─── DATA SUPPLIED ───
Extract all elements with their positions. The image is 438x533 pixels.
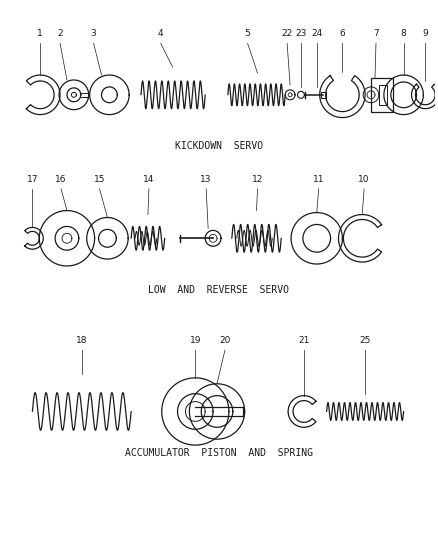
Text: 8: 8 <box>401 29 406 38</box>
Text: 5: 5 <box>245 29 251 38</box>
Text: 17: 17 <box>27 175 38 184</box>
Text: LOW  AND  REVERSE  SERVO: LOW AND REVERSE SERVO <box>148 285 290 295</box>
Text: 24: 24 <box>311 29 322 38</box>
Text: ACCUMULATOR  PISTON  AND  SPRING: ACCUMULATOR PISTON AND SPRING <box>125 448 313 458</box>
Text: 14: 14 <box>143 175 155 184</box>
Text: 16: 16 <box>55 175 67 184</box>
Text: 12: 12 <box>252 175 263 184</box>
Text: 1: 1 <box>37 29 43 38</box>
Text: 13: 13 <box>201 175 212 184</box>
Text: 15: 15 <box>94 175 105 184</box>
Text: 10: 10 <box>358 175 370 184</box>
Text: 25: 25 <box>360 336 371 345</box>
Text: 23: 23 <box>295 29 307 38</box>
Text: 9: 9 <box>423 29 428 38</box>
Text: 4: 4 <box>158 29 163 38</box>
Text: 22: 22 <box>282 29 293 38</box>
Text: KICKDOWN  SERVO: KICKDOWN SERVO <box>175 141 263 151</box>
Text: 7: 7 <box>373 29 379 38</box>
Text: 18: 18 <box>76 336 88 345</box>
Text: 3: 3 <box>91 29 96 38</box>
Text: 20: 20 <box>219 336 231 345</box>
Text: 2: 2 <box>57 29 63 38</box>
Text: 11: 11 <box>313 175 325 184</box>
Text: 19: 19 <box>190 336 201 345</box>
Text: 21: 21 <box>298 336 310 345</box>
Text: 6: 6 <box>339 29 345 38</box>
───
─── DATA SUPPLIED ───
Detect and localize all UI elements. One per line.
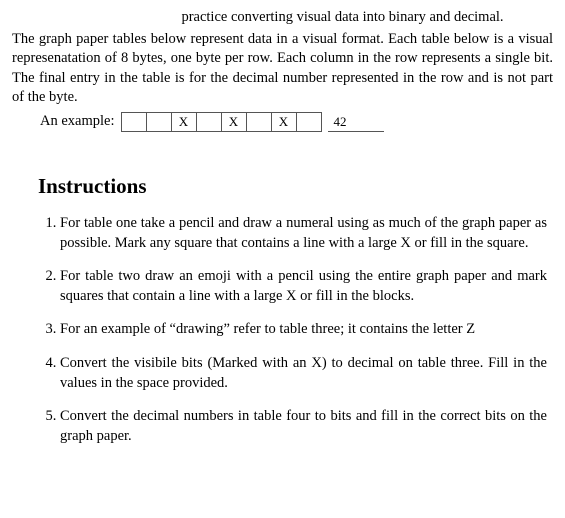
───
● WHAT IS NEEDED: Update everything in the material from the line containing "Extract all elements" down to the line containing "Text: 1: 1 <box>37 29 43 38</box>" by replacing "positions" with "locations", leaving the rest unchanged. Return only those lines, without the pictures.

● OUTPUT OF THE TASK:
Extract all elements with their locations. The image is 438x533 pixels.
Text: 8: 8 <box>401 29 406 38</box>
Text: 5: 5 <box>245 29 251 38</box>
Text: 17: 17 <box>27 175 38 184</box>
Text: LOW  AND  REVERSE  SERVO: LOW AND REVERSE SERVO <box>148 285 290 295</box>
Text: 24: 24 <box>311 29 322 38</box>
Text: ACCUMULATOR  PISTON  AND  SPRING: ACCUMULATOR PISTON AND SPRING <box>125 448 313 458</box>
Text: 14: 14 <box>143 175 155 184</box>
Text: 16: 16 <box>55 175 67 184</box>
Text: 12: 12 <box>252 175 263 184</box>
Text: 1: 1 <box>37 29 43 38</box>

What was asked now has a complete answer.